- Set problem: Output all the entries word for word. Omit the pictures.

- Supplied data:
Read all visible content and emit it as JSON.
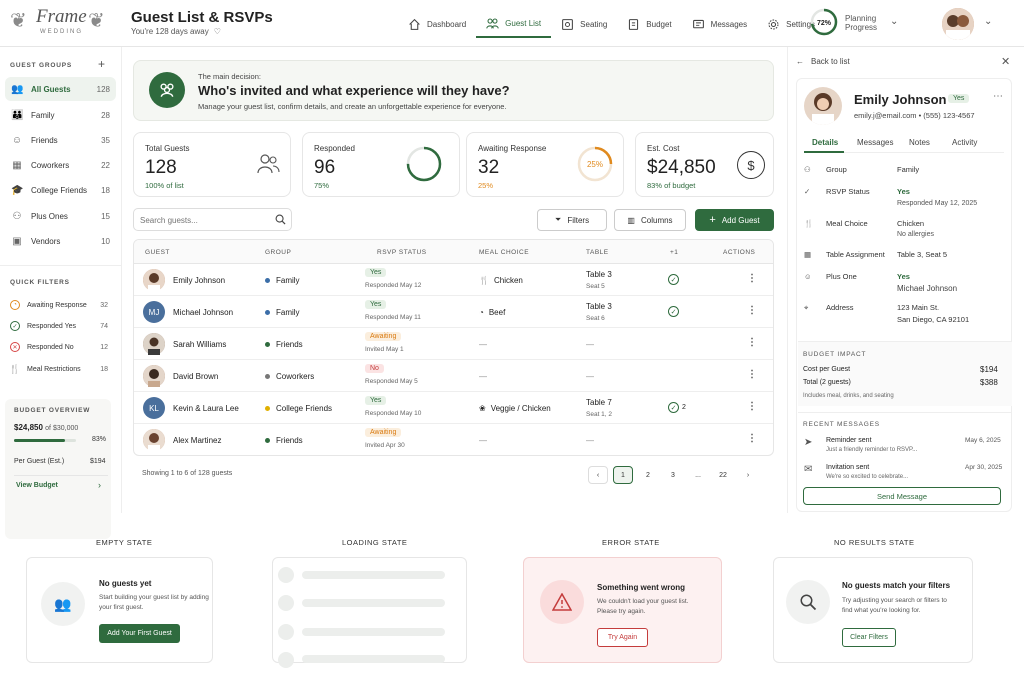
{
  "app": {
    "brand": "Frame",
    "brand_sub": "WEDDING",
    "title": "Guest List & RSVPs",
    "subtitle": "You're 128 days away"
  },
  "nav": [
    {
      "label": "Dashboard",
      "icon": "home-icon"
    },
    {
      "label": "Guest List",
      "icon": "guests-icon"
    },
    {
      "label": "Seating",
      "icon": "seating-icon"
    },
    {
      "label": "Budget",
      "icon": "budget-icon"
    },
    {
      "label": "Messages",
      "icon": "message-icon"
    },
    {
      "label": "Settings",
      "icon": "gear-icon"
    }
  ],
  "planning": {
    "percent": "72%",
    "percent_value": 72,
    "label1": "Planning",
    "label2": "Progress"
  },
  "sidebar": {
    "groups_title": "GUEST GROUPS",
    "groups": [
      {
        "label": "All Guests",
        "count": "128"
      },
      {
        "label": "Family",
        "count": "28"
      },
      {
        "label": "Friends",
        "count": "35"
      },
      {
        "label": "Coworkers",
        "count": "22"
      },
      {
        "label": "College Friends",
        "count": "18"
      },
      {
        "label": "Plus Ones",
        "count": "15"
      },
      {
        "label": "Vendors",
        "count": "10"
      }
    ],
    "filters_title": "QUICK FILTERS",
    "filters": [
      {
        "label": "Awaiting Response",
        "count": "32",
        "color": "#e08a1e"
      },
      {
        "label": "Responded Yes",
        "count": "74",
        "color": "#2f6b3e"
      },
      {
        "label": "Responded No",
        "count": "12",
        "color": "#d64545"
      },
      {
        "label": "Meal Restrictions",
        "count": "18",
        "color": "#666666"
      }
    ],
    "budget": {
      "title": "BUDGET OVERVIEW",
      "amount": "$24,850",
      "of": "of $30,000",
      "pct": "83%",
      "pct_value": 83,
      "per_guest_label": "Per Guest (Est.)",
      "per_guest": "$194",
      "link": "View Budget"
    }
  },
  "hero": {
    "kicker": "The main decision:",
    "heading": "Who's invited and what experience will they have?",
    "text": "Manage your guest list, confirm details, and create an unforgettable experience for everyone."
  },
  "stats": [
    {
      "label": "Total Guests",
      "value": "128",
      "sub": "100% of list"
    },
    {
      "label": "Responded",
      "value": "96",
      "sub": "75%",
      "ring": 75
    },
    {
      "label": "Awaiting Response",
      "value": "32",
      "sub": "25%",
      "ring": 25,
      "ring_label": "25%"
    },
    {
      "label": "Est. Cost",
      "value": "$24,850",
      "sub": "83% of budget"
    }
  ],
  "toolbar": {
    "search_placeholder": "Search guests...",
    "filters": "Filters",
    "columns": "Columns",
    "add": "Add Guest"
  },
  "table": {
    "headers": [
      "GUEST",
      "GROUP",
      "RSVP STATUS",
      "MEAL CHOICE",
      "TABLE",
      "+1",
      "ACTIONS"
    ],
    "rows": [
      {
        "name": "Emily Johnson",
        "initials": "",
        "group": "Family",
        "group_color": "#3b6ea8",
        "status": "Yes",
        "status_sub": "Responded May 12",
        "meal": "Chicken",
        "table": "Table 3",
        "seat": "Seat 5",
        "plus": true,
        "plus_count": ""
      },
      {
        "name": "Michael Johnson",
        "initials": "MJ",
        "group": "Family",
        "group_color": "#3b6ea8",
        "status": "Yes",
        "status_sub": "Responded May 11",
        "meal": "Beef",
        "table": "Table 3",
        "seat": "Seat 6",
        "plus": true,
        "plus_count": ""
      },
      {
        "name": "Sarah Williams",
        "initials": "",
        "group": "Friends",
        "group_color": "#2f6b3e",
        "status": "Awaiting",
        "status_sub": "Invited May 1",
        "meal": "—",
        "table": "—",
        "seat": "",
        "plus": false,
        "plus_count": ""
      },
      {
        "name": "David Brown",
        "initials": "",
        "group": "Coworkers",
        "group_color": "#777777",
        "status": "No",
        "status_sub": "Responded May 5",
        "meal": "—",
        "table": "—",
        "seat": "",
        "plus": false,
        "plus_count": ""
      },
      {
        "name": "Kevin & Laura Lee",
        "initials": "KL",
        "group": "College Friends",
        "group_color": "#e0b000",
        "status": "Yes",
        "status_sub": "Responded May 10",
        "meal": "Veggie / Chicken",
        "table": "Table 7",
        "seat": "Seat 1, 2",
        "plus": true,
        "plus_count": "2"
      },
      {
        "name": "Alex Martinez",
        "initials": "",
        "group": "Friends",
        "group_color": "#2f6b3e",
        "status": "Awaiting",
        "status_sub": "Invited Apr 30",
        "meal": "—",
        "table": "—",
        "seat": "",
        "plus": false,
        "plus_count": ""
      }
    ],
    "footer": "Showing 1 to 6 of 128 guests",
    "pages": [
      "1",
      "2",
      "3",
      "...",
      "22"
    ]
  },
  "panel": {
    "back": "Back to list",
    "name": "Emily Johnson",
    "badge": "Yes",
    "contact": "emily.j@email.com • (555) 123-4567",
    "tabs": [
      "Details",
      "Messages",
      "Notes",
      "Activity"
    ],
    "details": [
      {
        "label": "Group",
        "value": "Family",
        "sub": ""
      },
      {
        "label": "RSVP Status",
        "value": "Yes",
        "sub": "Responded May 12, 2025"
      },
      {
        "label": "Meal Choice",
        "value": "Chicken",
        "sub": "No allergies"
      },
      {
        "label": "Table Assignment",
        "value": "Table 3, Seat 5",
        "sub": ""
      },
      {
        "label": "Plus One",
        "value": "Yes",
        "sub": "Michael Johnson"
      },
      {
        "label": "Address",
        "value": "123 Main St.",
        "sub": "San Diego, CA 92101"
      }
    ],
    "budget": {
      "title": "BUDGET IMPACT",
      "cost_label": "Cost per Guest",
      "cost": "$194",
      "total_label": "Total (2 guests)",
      "total": "$388",
      "note": "Includes meal, drinks, and seating"
    },
    "messages": {
      "title": "RECENT MESSAGES",
      "items": [
        {
          "title": "Reminder sent",
          "text": "Just a friendly reminder to RSVP...",
          "date": "May 6, 2025"
        },
        {
          "title": "Invitation sent",
          "text": "We're so excited to celebrate...",
          "date": "Apr 30, 2025"
        }
      ],
      "button": "Send Message"
    }
  },
  "states": {
    "empty": {
      "heading": "EMPTY STATE",
      "title": "No guests yet",
      "text1": "Start building your guest list by adding",
      "text2": "your first guest.",
      "button": "Add Your First Guest"
    },
    "loading": {
      "heading": "LOADING STATE"
    },
    "error": {
      "heading": "ERROR STATE",
      "title": "Something went wrong",
      "text1": "We couldn't load your guest list.",
      "text2": "Please try again.",
      "button": "Try Again"
    },
    "noresults": {
      "heading": "NO RESULTS STATE",
      "title": "No guests match your filters",
      "text1": "Try adjusting your search or filters to",
      "text2": "find what you're looking for.",
      "button": "Clear Filters"
    }
  }
}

- Full response:
Read all visible content and emit it as JSON.
{
  "app": {
    "brand": "Frame",
    "brand_sub": "WEDDING",
    "title": "Guest List & RSVPs",
    "subtitle": "You're 128 days away"
  },
  "nav": [
    {
      "label": "Dashboard",
      "icon": "home-icon"
    },
    {
      "label": "Guest List",
      "icon": "guests-icon"
    },
    {
      "label": "Seating",
      "icon": "seating-icon"
    },
    {
      "label": "Budget",
      "icon": "budget-icon"
    },
    {
      "label": "Messages",
      "icon": "message-icon"
    },
    {
      "label": "Settings",
      "icon": "gear-icon"
    }
  ],
  "planning": {
    "percent": "72%",
    "percent_value": 72,
    "label1": "Planning",
    "label2": "Progress"
  },
  "sidebar": {
    "groups_title": "GUEST GROUPS",
    "groups": [
      {
        "label": "All Guests",
        "count": "128"
      },
      {
        "label": "Family",
        "count": "28"
      },
      {
        "label": "Friends",
        "count": "35"
      },
      {
        "label": "Coworkers",
        "count": "22"
      },
      {
        "label": "College Friends",
        "count": "18"
      },
      {
        "label": "Plus Ones",
        "count": "15"
      },
      {
        "label": "Vendors",
        "count": "10"
      }
    ],
    "filters_title": "QUICK FILTERS",
    "filters": [
      {
        "label": "Awaiting Response",
        "count": "32",
        "color": "#e08a1e"
      },
      {
        "label": "Responded Yes",
        "count": "74",
        "color": "#2f6b3e"
      },
      {
        "label": "Responded No",
        "count": "12",
        "color": "#d64545"
      },
      {
        "label": "Meal Restrictions",
        "count": "18",
        "color": "#666666"
      }
    ],
    "budget": {
      "title": "BUDGET OVERVIEW",
      "amount": "$24,850",
      "of": "of $30,000",
      "pct": "83%",
      "pct_value": 83,
      "per_guest_label": "Per Guest (Est.)",
      "per_guest": "$194",
      "link": "View Budget"
    }
  },
  "hero": {
    "kicker": "The main decision:",
    "heading": "Who's invited and what experience will they have?",
    "text": "Manage your guest list, confirm details, and create an unforgettable experience for everyone."
  },
  "stats": [
    {
      "label": "Total Guests",
      "value": "128",
      "sub": "100% of list"
    },
    {
      "label": "Responded",
      "value": "96",
      "sub": "75%",
      "ring": 75
    },
    {
      "label": "Awaiting Response",
      "value": "32",
      "sub": "25%",
      "ring": 25,
      "ring_label": "25%"
    },
    {
      "label": "Est. Cost",
      "value": "$24,850",
      "sub": "83% of budget"
    }
  ],
  "toolbar": {
    "search_placeholder": "Search guests...",
    "filters": "Filters",
    "columns": "Columns",
    "add": "Add Guest"
  },
  "table": {
    "headers": [
      "GUEST",
      "GROUP",
      "RSVP STATUS",
      "MEAL CHOICE",
      "TABLE",
      "+1",
      "ACTIONS"
    ],
    "rows": [
      {
        "name": "Emily Johnson",
        "initials": "",
        "group": "Family",
        "group_color": "#3b6ea8",
        "status": "Yes",
        "status_sub": "Responded May 12",
        "meal": "Chicken",
        "table": "Table 3",
        "seat": "Seat 5",
        "plus": true,
        "plus_count": ""
      },
      {
        "name": "Michael Johnson",
        "initials": "MJ",
        "group": "Family",
        "group_color": "#3b6ea8",
        "status": "Yes",
        "status_sub": "Responded May 11",
        "meal": "Beef",
        "table": "Table 3",
        "seat": "Seat 6",
        "plus": true,
        "plus_count": ""
      },
      {
        "name": "Sarah Williams",
        "initials": "",
        "group": "Friends",
        "group_color": "#2f6b3e",
        "status": "Awaiting",
        "status_sub": "Invited May 1",
        "meal": "—",
        "table": "—",
        "seat": "",
        "plus": false,
        "plus_count": ""
      },
      {
        "name": "David Brown",
        "initials": "",
        "group": "Coworkers",
        "group_color": "#777777",
        "status": "No",
        "status_sub": "Responded May 5",
        "meal": "—",
        "table": "—",
        "seat": "",
        "plus": false,
        "plus_count": ""
      },
      {
        "name": "Kevin & Laura Lee",
        "initials": "KL",
        "group": "College Friends",
        "group_color": "#e0b000",
        "status": "Yes",
        "status_sub": "Responded May 10",
        "meal": "Veggie / Chicken",
        "table": "Table 7",
        "seat": "Seat 1, 2",
        "plus": true,
        "plus_count": "2"
      },
      {
        "name": "Alex Martinez",
        "initials": "",
        "group": "Friends",
        "group_color": "#2f6b3e",
        "status": "Awaiting",
        "status_sub": "Invited Apr 30",
        "meal": "—",
        "table": "—",
        "seat": "",
        "plus": false,
        "plus_count": ""
      }
    ],
    "footer": "Showing 1 to 6 of 128 guests",
    "pages": [
      "1",
      "2",
      "3",
      "...",
      "22"
    ]
  },
  "panel": {
    "back": "Back to list",
    "name": "Emily Johnson",
    "badge": "Yes",
    "contact": "emily.j@email.com • (555) 123-4567",
    "tabs": [
      "Details",
      "Messages",
      "Notes",
      "Activity"
    ],
    "details": [
      {
        "label": "Group",
        "value": "Family",
        "sub": ""
      },
      {
        "label": "RSVP Status",
        "value": "Yes",
        "sub": "Responded May 12, 2025"
      },
      {
        "label": "Meal Choice",
        "value": "Chicken",
        "sub": "No allergies"
      },
      {
        "label": "Table Assignment",
        "value": "Table 3, Seat 5",
        "sub": ""
      },
      {
        "label": "Plus One",
        "value": "Yes",
        "sub": "Michael Johnson"
      },
      {
        "label": "Address",
        "value": "123 Main St.",
        "sub": "San Diego, CA 92101"
      }
    ],
    "budget": {
      "title": "BUDGET IMPACT",
      "cost_label": "Cost per Guest",
      "cost": "$194",
      "total_label": "Total (2 guests)",
      "total": "$388",
      "note": "Includes meal, drinks, and seating"
    },
    "messages": {
      "title": "RECENT MESSAGES",
      "items": [
        {
          "title": "Reminder sent",
          "text": "Just a friendly reminder to RSVP...",
          "date": "May 6, 2025"
        },
        {
          "title": "Invitation sent",
          "text": "We're so excited to celebrate...",
          "date": "Apr 30, 2025"
        }
      ],
      "button": "Send Message"
    }
  },
  "states": {
    "empty": {
      "heading": "EMPTY STATE",
      "title": "No guests yet",
      "text1": "Start building your guest list by adding",
      "text2": "your first guest.",
      "button": "Add Your First Guest"
    },
    "loading": {
      "heading": "LOADING STATE"
    },
    "error": {
      "heading": "ERROR STATE",
      "title": "Something went wrong",
      "text1": "We couldn't load your guest list.",
      "text2": "Please try again.",
      "button": "Try Again"
    },
    "noresults": {
      "heading": "NO RESULTS STATE",
      "title": "No guests match your filters",
      "text1": "Try adjusting your search or filters to",
      "text2": "find what you're looking for.",
      "button": "Clear Filters"
    }
  }
}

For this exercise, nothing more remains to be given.